### [AIM]
Reproduce the entries below in full, word for word.
— Start of TASK INPUT —
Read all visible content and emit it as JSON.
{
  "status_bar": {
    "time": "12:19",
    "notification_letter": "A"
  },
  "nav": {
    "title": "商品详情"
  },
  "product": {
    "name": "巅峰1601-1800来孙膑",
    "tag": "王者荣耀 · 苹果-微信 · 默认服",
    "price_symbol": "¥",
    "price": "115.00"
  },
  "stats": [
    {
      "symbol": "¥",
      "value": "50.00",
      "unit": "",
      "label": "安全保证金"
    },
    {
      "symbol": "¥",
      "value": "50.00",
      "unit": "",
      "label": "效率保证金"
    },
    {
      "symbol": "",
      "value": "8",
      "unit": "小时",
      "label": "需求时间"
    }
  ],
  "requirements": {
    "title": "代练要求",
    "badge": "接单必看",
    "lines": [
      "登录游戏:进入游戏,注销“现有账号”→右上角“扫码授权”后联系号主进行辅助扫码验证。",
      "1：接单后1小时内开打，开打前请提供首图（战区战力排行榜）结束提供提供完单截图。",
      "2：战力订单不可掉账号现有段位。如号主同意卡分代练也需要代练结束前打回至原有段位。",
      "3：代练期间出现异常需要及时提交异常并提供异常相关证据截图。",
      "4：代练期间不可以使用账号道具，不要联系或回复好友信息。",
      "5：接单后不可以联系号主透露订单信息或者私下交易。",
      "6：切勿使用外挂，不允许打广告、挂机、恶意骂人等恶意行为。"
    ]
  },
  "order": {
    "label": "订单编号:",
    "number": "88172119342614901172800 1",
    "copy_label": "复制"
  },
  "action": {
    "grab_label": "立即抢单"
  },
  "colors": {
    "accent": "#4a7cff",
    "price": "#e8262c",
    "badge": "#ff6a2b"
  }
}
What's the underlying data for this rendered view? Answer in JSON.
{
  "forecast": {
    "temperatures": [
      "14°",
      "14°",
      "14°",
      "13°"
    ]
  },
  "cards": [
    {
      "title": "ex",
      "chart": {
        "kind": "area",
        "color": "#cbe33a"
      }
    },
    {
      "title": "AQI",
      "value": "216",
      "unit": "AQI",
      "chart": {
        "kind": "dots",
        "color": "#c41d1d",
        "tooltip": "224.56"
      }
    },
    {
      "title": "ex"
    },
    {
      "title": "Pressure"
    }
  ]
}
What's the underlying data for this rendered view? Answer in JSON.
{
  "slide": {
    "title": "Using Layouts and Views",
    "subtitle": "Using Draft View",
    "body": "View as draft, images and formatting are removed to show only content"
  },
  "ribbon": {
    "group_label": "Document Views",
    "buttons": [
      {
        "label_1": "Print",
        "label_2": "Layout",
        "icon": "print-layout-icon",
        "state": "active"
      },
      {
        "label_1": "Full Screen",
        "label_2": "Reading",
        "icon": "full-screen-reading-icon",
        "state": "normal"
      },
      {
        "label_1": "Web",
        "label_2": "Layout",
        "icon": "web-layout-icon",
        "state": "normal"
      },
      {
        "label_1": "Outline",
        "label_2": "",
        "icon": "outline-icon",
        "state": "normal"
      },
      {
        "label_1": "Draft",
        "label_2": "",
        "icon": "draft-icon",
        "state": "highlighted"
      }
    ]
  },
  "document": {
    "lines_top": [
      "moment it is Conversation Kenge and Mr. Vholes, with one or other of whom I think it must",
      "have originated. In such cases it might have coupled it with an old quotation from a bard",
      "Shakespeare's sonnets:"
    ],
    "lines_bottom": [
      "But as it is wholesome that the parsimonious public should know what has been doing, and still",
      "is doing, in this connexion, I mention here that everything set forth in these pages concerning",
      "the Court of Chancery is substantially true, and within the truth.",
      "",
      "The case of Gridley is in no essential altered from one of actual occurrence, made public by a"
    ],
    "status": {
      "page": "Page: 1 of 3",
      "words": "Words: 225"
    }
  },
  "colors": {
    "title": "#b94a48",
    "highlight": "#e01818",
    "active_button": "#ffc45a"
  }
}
— End of TASK INPUT —
### [CORRECT RESPONSE]
Read all visible content and emit it as JSON.
{
  "status_bar": {
    "time": "12:19",
    "notification_letter": "A"
  },
  "nav": {
    "title": "商品详情"
  },
  "product": {
    "name": "巅峰1601-1800来孙膑",
    "tag": "王者荣耀 · 苹果-微信 · 默认服",
    "price_symbol": "¥",
    "price": "115.00"
  },
  "stats": [
    {
      "symbol": "¥",
      "value": "50.00",
      "unit": "",
      "label": "安全保证金"
    },
    {
      "symbol": "¥",
      "value": "50.00",
      "unit": "",
      "label": "效率保证金"
    },
    {
      "symbol": "",
      "value": "8",
      "unit": "小时",
      "label": "需求时间"
    }
  ],
  "requirements": {
    "title": "代练要求",
    "badge": "接单必看",
    "lines": [
      "登录游戏:进入游戏,注销“现有账号”→右上角“扫码授权”后联系号主进行辅助扫码验证。",
      "1：接单后1小时内开打，开打前请提供首图（战区战力排行榜）结束提供提供完单截图。",
      "2：战力订单不可掉账号现有段位。如号主同意卡分代练也需要代练结束前打回至原有段位。",
      "3：代练期间出现异常需要及时提交异常并提供异常相关证据截图。",
      "4：代练期间不可以使用账号道具，不要联系或回复好友信息。",
      "5：接单后不可以联系号主透露订单信息或者私下交易。",
      "6：切勿使用外挂，不允许打广告、挂机、恶意骂人等恶意行为。"
    ]
  },
  "order": {
    "label": "订单编号:",
    "number": "88172119342614901172800 1",
    "copy_label": "复制"
  },
  "action": {
    "grab_label": "立即抢单"
  },
  "colors": {
    "accent": "#4a7cff",
    "price": "#e8262c",
    "badge": "#ff6a2b"
  }
}
What's the underlying data for this rendered view? Answer in JSON.
{
  "forecast": {
    "temperatures": [
      "14°",
      "14°",
      "14°",
      "13°"
    ]
  },
  "cards": [
    {
      "title": "ex",
      "chart": {
        "kind": "area",
        "color": "#cbe33a"
      }
    },
    {
      "title": "AQI",
      "value": "216",
      "unit": "AQI",
      "chart": {
        "kind": "dots",
        "color": "#c41d1d",
        "tooltip": "224.56"
      }
    },
    {
      "title": "ex"
    },
    {
      "title": "Pressure"
    }
  ]
}
What's the underlying data for this rendered view? Answer in JSON.
{
  "slide": {
    "title": "Using Layouts and Views",
    "subtitle": "Using Draft View",
    "body": "View as draft, images and formatting are removed to show only content"
  },
  "ribbon": {
    "group_label": "Document Views",
    "buttons": [
      {
        "label_1": "Print",
        "label_2": "Layout",
        "icon": "print-layout-icon",
        "state": "active"
      },
      {
        "label_1": "Full Screen",
        "label_2": "Reading",
        "icon": "full-screen-reading-icon",
        "state": "normal"
      },
      {
        "label_1": "Web",
        "label_2": "Layout",
        "icon": "web-layout-icon",
        "state": "normal"
      },
      {
        "label_1": "Outline",
        "label_2": "",
        "icon": "outline-icon",
        "state": "normal"
      },
      {
        "label_1": "Draft",
        "label_2": "",
        "icon": "draft-icon",
        "state": "highlighted"
      }
    ]
  },
  "document": {
    "lines_top": [
      "moment it is Conversation Kenge and Mr. Vholes, with one or other of whom I think it must",
      "have originated. In such cases it might have coupled it with an old quotation from a bard",
      "Shakespeare's sonnets:"
    ],
    "lines_bottom": [
      "But as it is wholesome that the parsimonious public should know what has been doing, and still",
      "is doing, in this connexion, I mention here that everything set forth in these pages concerning",
      "the Court of Chancery is substantially true, and within the truth.",
      "",
      "The case of Gridley is in no essential altered from one of actual occurrence, made public by a"
    ],
    "status": {
      "page": "Page: 1 of 3",
      "words": "Words: 225"
    }
  },
  "colors": {
    "title": "#b94a48",
    "highlight": "#e01818",
    "active_button": "#ffc45a"
  }
}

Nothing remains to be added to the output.